# Task goal
Return the records in full, exactly as given.

# Entries shown
-*-*-

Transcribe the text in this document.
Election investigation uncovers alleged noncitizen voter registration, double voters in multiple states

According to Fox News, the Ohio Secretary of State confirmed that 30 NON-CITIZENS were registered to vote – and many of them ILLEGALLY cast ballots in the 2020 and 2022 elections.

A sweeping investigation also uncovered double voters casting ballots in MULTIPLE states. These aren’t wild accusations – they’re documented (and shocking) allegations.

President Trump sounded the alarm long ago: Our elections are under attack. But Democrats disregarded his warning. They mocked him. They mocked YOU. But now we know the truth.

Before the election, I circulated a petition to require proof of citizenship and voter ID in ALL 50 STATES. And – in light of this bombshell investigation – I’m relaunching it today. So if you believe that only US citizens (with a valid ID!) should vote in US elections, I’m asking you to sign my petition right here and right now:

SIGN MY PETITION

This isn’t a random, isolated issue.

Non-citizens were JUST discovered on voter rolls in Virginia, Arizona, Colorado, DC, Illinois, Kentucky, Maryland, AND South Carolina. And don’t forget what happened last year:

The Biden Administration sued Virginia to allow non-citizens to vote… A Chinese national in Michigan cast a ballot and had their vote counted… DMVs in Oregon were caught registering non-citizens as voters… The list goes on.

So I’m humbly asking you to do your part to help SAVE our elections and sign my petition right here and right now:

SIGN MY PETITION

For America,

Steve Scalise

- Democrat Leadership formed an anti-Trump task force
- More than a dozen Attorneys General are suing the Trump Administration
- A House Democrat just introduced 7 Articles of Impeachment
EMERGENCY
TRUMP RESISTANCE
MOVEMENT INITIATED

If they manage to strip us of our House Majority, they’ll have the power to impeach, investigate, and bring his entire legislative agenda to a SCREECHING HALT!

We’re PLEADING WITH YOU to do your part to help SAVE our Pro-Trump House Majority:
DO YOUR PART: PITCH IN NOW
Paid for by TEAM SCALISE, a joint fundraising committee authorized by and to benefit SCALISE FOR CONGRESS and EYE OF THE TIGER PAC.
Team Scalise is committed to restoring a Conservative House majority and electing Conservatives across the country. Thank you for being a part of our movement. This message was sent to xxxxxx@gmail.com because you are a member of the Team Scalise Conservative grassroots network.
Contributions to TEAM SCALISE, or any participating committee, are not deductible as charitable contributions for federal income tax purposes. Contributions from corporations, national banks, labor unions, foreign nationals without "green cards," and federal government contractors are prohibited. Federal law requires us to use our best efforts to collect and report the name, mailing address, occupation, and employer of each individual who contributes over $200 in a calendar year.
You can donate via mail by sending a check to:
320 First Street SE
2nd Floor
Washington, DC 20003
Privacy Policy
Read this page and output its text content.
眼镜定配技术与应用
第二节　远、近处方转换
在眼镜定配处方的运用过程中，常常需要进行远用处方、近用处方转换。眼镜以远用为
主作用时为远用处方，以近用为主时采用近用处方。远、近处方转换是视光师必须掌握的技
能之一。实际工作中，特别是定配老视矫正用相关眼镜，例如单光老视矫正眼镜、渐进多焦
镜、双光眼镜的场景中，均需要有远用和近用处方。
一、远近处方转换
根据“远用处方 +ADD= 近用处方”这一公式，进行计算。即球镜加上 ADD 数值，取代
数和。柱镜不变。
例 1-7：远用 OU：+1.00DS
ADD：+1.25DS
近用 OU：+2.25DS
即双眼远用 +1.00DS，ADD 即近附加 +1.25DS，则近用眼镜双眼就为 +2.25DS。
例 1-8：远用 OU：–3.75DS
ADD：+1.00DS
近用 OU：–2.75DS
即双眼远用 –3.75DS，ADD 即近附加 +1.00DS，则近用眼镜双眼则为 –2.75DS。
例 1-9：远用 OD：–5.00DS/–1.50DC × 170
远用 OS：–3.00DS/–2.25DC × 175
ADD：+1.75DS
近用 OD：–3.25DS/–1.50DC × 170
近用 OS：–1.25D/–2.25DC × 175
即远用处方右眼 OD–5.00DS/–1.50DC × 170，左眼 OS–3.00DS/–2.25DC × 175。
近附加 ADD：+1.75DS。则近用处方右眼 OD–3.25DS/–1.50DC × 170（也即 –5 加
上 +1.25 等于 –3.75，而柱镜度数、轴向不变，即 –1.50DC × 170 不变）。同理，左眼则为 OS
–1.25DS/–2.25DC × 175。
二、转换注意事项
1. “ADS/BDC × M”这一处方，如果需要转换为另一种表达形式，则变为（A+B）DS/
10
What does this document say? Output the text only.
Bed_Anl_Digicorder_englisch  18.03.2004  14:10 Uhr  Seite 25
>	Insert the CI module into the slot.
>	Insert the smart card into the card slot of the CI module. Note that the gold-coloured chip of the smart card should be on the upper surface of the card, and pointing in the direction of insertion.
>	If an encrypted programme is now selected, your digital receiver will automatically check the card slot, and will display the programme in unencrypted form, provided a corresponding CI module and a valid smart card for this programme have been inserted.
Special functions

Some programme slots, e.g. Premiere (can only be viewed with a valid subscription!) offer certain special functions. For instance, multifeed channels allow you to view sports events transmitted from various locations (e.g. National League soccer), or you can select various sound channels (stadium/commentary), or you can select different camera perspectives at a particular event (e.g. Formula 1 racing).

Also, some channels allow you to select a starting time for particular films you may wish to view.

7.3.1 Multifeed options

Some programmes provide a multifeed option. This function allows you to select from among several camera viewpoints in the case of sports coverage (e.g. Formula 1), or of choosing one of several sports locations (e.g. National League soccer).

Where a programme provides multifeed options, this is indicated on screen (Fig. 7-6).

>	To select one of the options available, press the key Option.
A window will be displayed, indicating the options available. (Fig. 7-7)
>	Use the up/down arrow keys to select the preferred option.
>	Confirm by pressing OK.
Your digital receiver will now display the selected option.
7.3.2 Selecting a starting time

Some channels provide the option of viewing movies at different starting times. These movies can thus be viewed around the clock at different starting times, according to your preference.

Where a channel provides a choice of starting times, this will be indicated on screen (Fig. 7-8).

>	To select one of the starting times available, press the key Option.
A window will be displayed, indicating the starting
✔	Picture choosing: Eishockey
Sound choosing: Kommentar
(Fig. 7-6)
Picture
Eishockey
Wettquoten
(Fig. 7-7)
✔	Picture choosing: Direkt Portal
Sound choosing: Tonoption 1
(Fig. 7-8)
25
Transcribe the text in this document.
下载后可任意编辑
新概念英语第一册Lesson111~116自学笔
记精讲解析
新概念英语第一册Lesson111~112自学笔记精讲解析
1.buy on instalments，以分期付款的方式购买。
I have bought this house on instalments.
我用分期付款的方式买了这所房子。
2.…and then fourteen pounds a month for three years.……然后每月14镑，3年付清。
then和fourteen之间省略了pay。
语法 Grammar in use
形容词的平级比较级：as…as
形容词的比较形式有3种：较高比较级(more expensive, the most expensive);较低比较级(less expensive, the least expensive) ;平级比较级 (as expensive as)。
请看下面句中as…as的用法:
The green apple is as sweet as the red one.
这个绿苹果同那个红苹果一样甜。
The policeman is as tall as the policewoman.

-*-*-

# Answer to the task
Transcribe the text in this document.
Election investigation uncovers alleged noncitizen voter registration, double voters in multiple states

According to Fox News, the Ohio Secretary of State confirmed that 30 NON-CITIZENS were registered to vote – and many of them ILLEGALLY cast ballots in the 2020 and 2022 elections.

A sweeping investigation also uncovered double voters casting ballots in MULTIPLE states. These aren’t wild accusations – they’re documented (and shocking) allegations.

President Trump sounded the alarm long ago: Our elections are under attack. But Democrats disregarded his warning. They mocked him. They mocked YOU. But now we know the truth.

Before the election, I circulated a petition to require proof of citizenship and voter ID in ALL 50 STATES. And – in light of this bombshell investigation – I’m relaunching it today. So if you believe that only US citizens (with a valid ID!) should vote in US elections, I’m asking you to sign my petition right here and right now:

SIGN MY PETITION

This isn’t a random, isolated issue.

Non-citizens were JUST discovered on voter rolls in Virginia, Arizona, Colorado, DC, Illinois, Kentucky, Maryland, AND South Carolina. And don’t forget what happened last year:

The Biden Administration sued Virginia to allow non-citizens to vote… A Chinese national in Michigan cast a ballot and had their vote counted… DMVs in Oregon were caught registering non-citizens as voters… The list goes on.

So I’m humbly asking you to do your part to help SAVE our elections and sign my petition right here and right now:

SIGN MY PETITION

For America,

Steve Scalise

- Democrat Leadership formed an anti-Trump task force
- More than a dozen Attorneys General are suing the Trump Administration
- A House Democrat just introduced 7 Articles of Impeachment
EMERGENCY
TRUMP RESISTANCE
MOVEMENT INITIATED

If they manage to strip us of our House Majority, they’ll have the power to impeach, investigate, and bring his entire legislative agenda to a SCREECHING HALT!

We’re PLEADING WITH YOU to do your part to help SAVE our Pro-Trump House Majority:
DO YOUR PART: PITCH IN NOW
Paid for by TEAM SCALISE, a joint fundraising committee authorized by and to benefit SCALISE FOR CONGRESS and EYE OF THE TIGER PAC.
Team Scalise is committed to restoring a Conservative House majority and electing Conservatives across the country. Thank you for being a part of our movement. This message was sent to xxxxxx@gmail.com because you are a member of the Team Scalise Conservative grassroots network.
Contributions to TEAM SCALISE, or any participating committee, are not deductible as charitable contributions for federal income tax purposes. Contributions from corporations, national banks, labor unions, foreign nationals without "green cards," and federal government contractors are prohibited. Federal law requires us to use our best efforts to collect and report the name, mailing address, occupation, and employer of each individual who contributes over $200 in a calendar year.
You can donate via mail by sending a check to:
320 First Street SE
2nd Floor
Washington, DC 20003
Privacy Policy
Read this page and output its text content.
眼镜定配技术与应用
第二节　远、近处方转换
在眼镜定配处方的运用过程中，常常需要进行远用处方、近用处方转换。眼镜以远用为
主作用时为远用处方，以近用为主时采用近用处方。远、近处方转换是视光师必须掌握的技
能之一。实际工作中，特别是定配老视矫正用相关眼镜，例如单光老视矫正眼镜、渐进多焦
镜、双光眼镜的场景中，均需要有远用和近用处方。
一、远近处方转换
根据“远用处方 +ADD= 近用处方”这一公式，进行计算。即球镜加上 ADD 数值，取代
数和。柱镜不变。
例 1-7：远用 OU：+1.00DS
ADD：+1.25DS
近用 OU：+2.25DS
即双眼远用 +1.00DS，ADD 即近附加 +1.25DS，则近用眼镜双眼就为 +2.25DS。
例 1-8：远用 OU：–3.75DS
ADD：+1.00DS
近用 OU：–2.75DS
即双眼远用 –3.75DS，ADD 即近附加 +1.00DS，则近用眼镜双眼则为 –2.75DS。
例 1-9：远用 OD：–5.00DS/–1.50DC × 170
远用 OS：–3.00DS/–2.25DC × 175
ADD：+1.75DS
近用 OD：–3.25DS/–1.50DC × 170
近用 OS：–1.25D/–2.25DC × 175
即远用处方右眼 OD–5.00DS/–1.50DC × 170，左眼 OS–3.00DS/–2.25DC × 175。
近附加 ADD：+1.75DS。则近用处方右眼 OD–3.25DS/–1.50DC × 170（也即 –5 加
上 +1.25 等于 –3.75，而柱镜度数、轴向不变，即 –1.50DC × 170 不变）。同理，左眼则为 OS
–1.25DS/–2.25DC × 175。
二、转换注意事项
1. “ADS/BDC × M”这一处方，如果需要转换为另一种表达形式，则变为（A+B）DS/
10
What does this document say? Output the text only.
Bed_Anl_Digicorder_englisch  18.03.2004  14:10 Uhr  Seite 25
>	Insert the CI module into the slot.
>	Insert the smart card into the card slot of the CI module. Note that the gold-coloured chip of the smart card should be on the upper surface of the card, and pointing in the direction of insertion.
>	If an encrypted programme is now selected, your digital receiver will automatically check the card slot, and will display the programme in unencrypted form, provided a corresponding CI module and a valid smart card for this programme have been inserted.
Special functions

Some programme slots, e.g. Premiere (can only be viewed with a valid subscription!) offer certain special functions. For instance, multifeed channels allow you to view sports events transmitted from various locations (e.g. National League soccer), or you can select various sound channels (stadium/commentary), or you can select different camera perspectives at a particular event (e.g. Formula 1 racing).

Also, some channels allow you to select a starting time for particular films you may wish to view.

7.3.1 Multifeed options

Some programmes provide a multifeed option. This function allows you to select from among several camera viewpoints in the case of sports coverage (e.g. Formula 1), or of choosing one of several sports locations (e.g. National League soccer).

Where a programme provides multifeed options, this is indicated on screen (Fig. 7-6).

>	To select one of the options available, press the key Option.
A window will be displayed, indicating the options available. (Fig. 7-7)
>	Use the up/down arrow keys to select the preferred option.
>	Confirm by pressing OK.
Your digital receiver will now display the selected option.
7.3.2 Selecting a starting time

Some channels provide the option of viewing movies at different starting times. These movies can thus be viewed around the clock at different starting times, according to your preference.

Where a channel provides a choice of starting times, this will be indicated on screen (Fig. 7-8).

>	To select one of the starting times available, press the key Option.
A window will be displayed, indicating the starting
✔	Picture choosing: Eishockey
Sound choosing: Kommentar
(Fig. 7-6)
Picture
Eishockey
Wettquoten
(Fig. 7-7)
✔	Picture choosing: Direkt Portal
Sound choosing: Tonoption 1
(Fig. 7-8)
25
Transcribe the text in this document.
下载后可任意编辑
新概念英语第一册Lesson111~116自学笔
记精讲解析
新概念英语第一册Lesson111~112自学笔记精讲解析
1.buy on instalments，以分期付款的方式购买。
I have bought this house on instalments.
我用分期付款的方式买了这所房子。
2.…and then fourteen pounds a month for three years.……然后每月14镑，3年付清。
then和fourteen之间省略了pay。
语法 Grammar in use
形容词的平级比较级：as…as
形容词的比较形式有3种：较高比较级(more expensive, the most expensive);较低比较级(less expensive, the least expensive) ;平级比较级 (as expensive as)。
请看下面句中as…as的用法:
The green apple is as sweet as the red one.
这个绿苹果同那个红苹果一样甜。
The policeman is as tall as the policewoman.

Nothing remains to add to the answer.